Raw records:
____
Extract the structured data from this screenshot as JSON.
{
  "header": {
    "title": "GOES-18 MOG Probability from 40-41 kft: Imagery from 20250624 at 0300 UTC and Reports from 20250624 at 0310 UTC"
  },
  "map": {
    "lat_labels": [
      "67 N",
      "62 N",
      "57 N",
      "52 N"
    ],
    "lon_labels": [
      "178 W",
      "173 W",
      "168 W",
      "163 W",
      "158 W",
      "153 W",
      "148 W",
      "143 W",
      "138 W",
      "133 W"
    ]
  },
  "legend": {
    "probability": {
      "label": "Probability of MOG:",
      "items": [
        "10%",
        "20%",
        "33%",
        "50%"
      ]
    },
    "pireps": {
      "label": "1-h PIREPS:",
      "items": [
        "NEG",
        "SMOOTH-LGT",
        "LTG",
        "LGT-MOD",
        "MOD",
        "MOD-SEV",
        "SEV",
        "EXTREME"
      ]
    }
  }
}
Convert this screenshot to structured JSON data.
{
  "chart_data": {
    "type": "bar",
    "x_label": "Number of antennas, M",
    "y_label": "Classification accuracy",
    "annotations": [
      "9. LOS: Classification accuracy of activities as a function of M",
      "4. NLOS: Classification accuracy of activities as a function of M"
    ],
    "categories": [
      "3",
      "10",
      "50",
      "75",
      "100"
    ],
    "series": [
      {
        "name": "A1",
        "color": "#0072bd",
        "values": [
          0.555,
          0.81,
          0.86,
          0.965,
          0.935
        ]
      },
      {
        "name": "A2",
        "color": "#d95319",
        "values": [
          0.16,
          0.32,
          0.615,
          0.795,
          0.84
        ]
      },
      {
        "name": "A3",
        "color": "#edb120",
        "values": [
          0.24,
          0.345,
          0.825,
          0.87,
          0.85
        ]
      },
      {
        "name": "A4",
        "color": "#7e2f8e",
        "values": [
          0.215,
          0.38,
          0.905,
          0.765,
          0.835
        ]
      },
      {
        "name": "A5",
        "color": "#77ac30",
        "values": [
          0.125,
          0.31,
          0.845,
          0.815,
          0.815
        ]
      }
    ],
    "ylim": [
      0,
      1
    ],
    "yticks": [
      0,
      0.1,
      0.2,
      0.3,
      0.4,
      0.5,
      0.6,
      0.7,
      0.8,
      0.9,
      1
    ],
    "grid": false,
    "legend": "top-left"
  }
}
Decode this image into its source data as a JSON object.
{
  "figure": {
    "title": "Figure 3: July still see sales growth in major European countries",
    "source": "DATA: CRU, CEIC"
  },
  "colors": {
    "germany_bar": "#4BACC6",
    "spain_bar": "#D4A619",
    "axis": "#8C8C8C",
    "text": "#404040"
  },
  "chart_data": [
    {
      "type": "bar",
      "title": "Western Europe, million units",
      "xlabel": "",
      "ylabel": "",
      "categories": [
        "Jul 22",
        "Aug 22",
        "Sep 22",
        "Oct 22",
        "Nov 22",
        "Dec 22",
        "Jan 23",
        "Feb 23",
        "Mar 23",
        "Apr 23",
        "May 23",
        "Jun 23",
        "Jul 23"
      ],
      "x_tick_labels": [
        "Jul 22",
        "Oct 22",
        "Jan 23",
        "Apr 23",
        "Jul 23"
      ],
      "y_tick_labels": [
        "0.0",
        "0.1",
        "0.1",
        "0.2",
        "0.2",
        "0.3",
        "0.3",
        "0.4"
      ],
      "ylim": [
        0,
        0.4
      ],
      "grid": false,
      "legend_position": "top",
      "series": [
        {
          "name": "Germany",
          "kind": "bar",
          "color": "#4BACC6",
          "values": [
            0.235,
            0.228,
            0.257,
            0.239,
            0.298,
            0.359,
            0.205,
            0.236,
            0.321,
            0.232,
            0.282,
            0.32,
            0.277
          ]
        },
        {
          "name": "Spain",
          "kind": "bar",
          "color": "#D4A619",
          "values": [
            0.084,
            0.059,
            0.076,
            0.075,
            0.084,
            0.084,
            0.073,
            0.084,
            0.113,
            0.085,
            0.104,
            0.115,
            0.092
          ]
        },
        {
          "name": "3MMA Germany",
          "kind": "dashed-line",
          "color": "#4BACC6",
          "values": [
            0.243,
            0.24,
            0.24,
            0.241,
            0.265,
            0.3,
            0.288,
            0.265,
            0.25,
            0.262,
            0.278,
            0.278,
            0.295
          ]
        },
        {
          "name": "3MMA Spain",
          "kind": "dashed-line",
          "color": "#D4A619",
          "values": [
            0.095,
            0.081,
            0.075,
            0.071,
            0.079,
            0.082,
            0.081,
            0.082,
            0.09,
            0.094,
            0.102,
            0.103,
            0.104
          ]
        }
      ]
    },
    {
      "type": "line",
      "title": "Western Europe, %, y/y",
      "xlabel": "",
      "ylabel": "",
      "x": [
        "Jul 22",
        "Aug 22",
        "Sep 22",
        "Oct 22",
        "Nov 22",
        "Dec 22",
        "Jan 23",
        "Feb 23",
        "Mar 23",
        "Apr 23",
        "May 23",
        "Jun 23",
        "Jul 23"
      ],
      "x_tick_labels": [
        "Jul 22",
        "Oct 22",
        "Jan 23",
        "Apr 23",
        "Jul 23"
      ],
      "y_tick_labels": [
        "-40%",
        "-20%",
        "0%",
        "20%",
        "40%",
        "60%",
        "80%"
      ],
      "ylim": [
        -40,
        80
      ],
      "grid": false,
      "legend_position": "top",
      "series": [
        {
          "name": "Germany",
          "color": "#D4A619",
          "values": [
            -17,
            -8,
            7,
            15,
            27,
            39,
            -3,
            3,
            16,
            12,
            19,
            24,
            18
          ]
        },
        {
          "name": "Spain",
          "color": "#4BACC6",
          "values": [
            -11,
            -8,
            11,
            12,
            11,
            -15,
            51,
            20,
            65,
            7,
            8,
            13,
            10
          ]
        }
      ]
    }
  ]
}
____
→ **EXERCISE DIRECTIONS**:
Say only how many lines in the records carry the word "from".

→ **PROBLEM SOLUTION**:
2